Record extracts ::
::::

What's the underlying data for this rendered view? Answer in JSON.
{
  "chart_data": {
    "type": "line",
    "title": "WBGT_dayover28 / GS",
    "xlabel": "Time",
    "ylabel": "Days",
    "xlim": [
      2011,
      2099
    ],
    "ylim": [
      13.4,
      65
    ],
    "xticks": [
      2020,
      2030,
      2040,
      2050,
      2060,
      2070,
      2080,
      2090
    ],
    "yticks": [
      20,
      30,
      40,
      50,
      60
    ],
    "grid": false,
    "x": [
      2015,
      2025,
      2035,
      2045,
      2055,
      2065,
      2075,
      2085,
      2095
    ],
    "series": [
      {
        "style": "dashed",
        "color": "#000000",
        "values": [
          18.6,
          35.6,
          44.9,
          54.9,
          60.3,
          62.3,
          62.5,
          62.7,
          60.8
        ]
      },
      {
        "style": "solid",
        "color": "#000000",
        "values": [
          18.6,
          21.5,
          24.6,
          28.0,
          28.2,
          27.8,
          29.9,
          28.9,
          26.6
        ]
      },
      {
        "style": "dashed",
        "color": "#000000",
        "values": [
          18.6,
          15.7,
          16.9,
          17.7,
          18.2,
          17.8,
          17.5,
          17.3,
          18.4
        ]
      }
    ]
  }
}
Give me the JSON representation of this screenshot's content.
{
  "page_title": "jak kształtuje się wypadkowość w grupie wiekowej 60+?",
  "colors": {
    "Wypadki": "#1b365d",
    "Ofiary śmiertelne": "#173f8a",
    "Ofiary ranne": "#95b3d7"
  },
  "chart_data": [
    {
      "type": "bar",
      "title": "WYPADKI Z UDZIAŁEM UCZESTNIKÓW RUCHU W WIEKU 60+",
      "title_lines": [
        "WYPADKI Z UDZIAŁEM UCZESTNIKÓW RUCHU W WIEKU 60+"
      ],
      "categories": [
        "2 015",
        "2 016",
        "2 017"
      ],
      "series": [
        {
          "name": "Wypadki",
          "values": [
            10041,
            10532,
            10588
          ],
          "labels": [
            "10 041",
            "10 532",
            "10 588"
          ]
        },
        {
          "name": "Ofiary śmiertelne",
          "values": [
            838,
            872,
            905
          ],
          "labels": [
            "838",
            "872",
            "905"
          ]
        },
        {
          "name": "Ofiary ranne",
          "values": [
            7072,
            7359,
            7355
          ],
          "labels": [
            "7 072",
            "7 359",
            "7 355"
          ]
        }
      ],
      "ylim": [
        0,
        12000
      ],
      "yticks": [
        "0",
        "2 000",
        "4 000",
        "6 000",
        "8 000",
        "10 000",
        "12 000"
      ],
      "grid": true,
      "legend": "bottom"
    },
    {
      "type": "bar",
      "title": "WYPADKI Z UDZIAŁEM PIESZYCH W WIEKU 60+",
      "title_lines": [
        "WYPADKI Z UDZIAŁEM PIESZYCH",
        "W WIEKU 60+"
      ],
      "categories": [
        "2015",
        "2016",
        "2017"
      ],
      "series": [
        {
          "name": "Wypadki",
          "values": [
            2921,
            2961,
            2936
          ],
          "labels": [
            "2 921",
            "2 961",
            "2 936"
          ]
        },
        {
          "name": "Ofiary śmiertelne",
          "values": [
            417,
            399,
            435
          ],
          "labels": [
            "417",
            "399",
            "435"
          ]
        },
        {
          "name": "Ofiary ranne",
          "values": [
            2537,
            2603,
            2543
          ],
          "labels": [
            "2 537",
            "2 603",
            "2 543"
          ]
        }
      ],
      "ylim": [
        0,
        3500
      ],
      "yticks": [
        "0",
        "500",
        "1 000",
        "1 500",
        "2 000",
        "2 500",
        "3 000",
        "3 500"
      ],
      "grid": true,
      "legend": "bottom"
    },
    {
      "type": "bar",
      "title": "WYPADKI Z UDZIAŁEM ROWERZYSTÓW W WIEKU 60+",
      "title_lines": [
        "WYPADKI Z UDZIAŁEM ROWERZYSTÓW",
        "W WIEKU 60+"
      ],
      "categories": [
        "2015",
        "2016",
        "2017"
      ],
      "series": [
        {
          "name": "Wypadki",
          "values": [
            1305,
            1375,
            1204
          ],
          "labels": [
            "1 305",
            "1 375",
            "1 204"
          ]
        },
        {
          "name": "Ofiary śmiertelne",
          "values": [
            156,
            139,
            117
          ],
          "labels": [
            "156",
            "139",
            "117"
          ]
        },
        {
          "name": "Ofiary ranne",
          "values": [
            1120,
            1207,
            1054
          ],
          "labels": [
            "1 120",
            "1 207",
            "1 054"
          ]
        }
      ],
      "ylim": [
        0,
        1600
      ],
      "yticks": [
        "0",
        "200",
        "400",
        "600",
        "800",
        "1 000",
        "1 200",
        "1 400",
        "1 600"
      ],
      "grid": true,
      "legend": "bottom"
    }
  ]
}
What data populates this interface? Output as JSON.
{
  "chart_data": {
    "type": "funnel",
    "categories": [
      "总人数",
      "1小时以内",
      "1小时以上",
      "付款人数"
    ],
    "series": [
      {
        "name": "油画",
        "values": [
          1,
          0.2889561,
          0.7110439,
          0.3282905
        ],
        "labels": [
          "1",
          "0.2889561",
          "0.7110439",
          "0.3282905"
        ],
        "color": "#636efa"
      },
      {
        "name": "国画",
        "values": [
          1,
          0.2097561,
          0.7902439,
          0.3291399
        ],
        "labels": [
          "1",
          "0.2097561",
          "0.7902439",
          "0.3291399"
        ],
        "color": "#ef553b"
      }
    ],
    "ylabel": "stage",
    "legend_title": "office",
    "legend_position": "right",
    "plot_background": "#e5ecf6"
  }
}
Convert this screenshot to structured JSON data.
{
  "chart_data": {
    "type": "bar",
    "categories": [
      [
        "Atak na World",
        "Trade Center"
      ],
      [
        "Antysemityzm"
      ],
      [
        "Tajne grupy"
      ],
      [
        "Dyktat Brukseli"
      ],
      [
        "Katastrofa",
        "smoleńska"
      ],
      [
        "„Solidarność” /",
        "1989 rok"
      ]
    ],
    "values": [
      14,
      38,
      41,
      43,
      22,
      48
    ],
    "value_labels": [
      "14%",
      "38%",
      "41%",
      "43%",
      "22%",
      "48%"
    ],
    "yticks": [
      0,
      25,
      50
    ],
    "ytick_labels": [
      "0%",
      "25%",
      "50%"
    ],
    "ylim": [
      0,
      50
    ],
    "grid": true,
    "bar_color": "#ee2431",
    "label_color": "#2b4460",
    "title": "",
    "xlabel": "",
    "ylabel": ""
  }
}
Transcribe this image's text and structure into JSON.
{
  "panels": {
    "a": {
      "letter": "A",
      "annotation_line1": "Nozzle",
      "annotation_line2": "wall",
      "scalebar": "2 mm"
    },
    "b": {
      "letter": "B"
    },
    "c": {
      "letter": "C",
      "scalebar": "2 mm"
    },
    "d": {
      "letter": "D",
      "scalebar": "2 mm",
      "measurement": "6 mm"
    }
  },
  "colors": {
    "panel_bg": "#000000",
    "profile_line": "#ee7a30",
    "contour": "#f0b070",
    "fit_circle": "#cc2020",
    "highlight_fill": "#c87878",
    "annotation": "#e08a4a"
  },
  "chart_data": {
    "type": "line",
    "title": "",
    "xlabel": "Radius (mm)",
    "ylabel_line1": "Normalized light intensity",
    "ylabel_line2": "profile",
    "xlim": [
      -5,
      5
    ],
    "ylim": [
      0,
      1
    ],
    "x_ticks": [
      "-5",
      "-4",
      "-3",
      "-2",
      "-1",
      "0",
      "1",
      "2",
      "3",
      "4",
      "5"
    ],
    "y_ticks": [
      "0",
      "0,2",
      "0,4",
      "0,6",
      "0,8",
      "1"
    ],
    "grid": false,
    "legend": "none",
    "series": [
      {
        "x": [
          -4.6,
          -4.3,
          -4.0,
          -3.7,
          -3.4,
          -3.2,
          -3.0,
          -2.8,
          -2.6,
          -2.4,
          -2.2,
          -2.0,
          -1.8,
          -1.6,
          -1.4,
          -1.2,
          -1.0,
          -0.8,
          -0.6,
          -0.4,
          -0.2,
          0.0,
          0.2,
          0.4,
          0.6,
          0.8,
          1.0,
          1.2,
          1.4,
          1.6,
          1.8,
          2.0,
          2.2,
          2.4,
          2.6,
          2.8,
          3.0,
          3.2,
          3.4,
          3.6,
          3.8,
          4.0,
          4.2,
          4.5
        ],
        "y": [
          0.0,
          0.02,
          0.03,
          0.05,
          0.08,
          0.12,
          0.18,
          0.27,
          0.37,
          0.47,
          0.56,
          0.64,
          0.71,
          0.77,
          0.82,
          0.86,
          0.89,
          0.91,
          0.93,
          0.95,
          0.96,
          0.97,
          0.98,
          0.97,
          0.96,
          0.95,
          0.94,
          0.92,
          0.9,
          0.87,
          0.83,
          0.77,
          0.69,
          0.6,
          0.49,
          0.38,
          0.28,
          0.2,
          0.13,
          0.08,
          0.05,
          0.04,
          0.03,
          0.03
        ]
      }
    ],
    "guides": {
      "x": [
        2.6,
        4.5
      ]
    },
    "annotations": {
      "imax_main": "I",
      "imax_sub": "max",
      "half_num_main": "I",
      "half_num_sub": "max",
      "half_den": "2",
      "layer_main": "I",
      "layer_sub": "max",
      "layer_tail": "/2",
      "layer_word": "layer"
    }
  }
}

::::

Written problem ::
In the entries above, identify each line that includes the string "PIESZYCH", then copy it.

Written solution ::
      "title": "WYPADKI Z UDZIAŁEM PIESZYCH W WIEKU 60+",
        "WYPADKI Z UDZIAŁEM PIESZYCH",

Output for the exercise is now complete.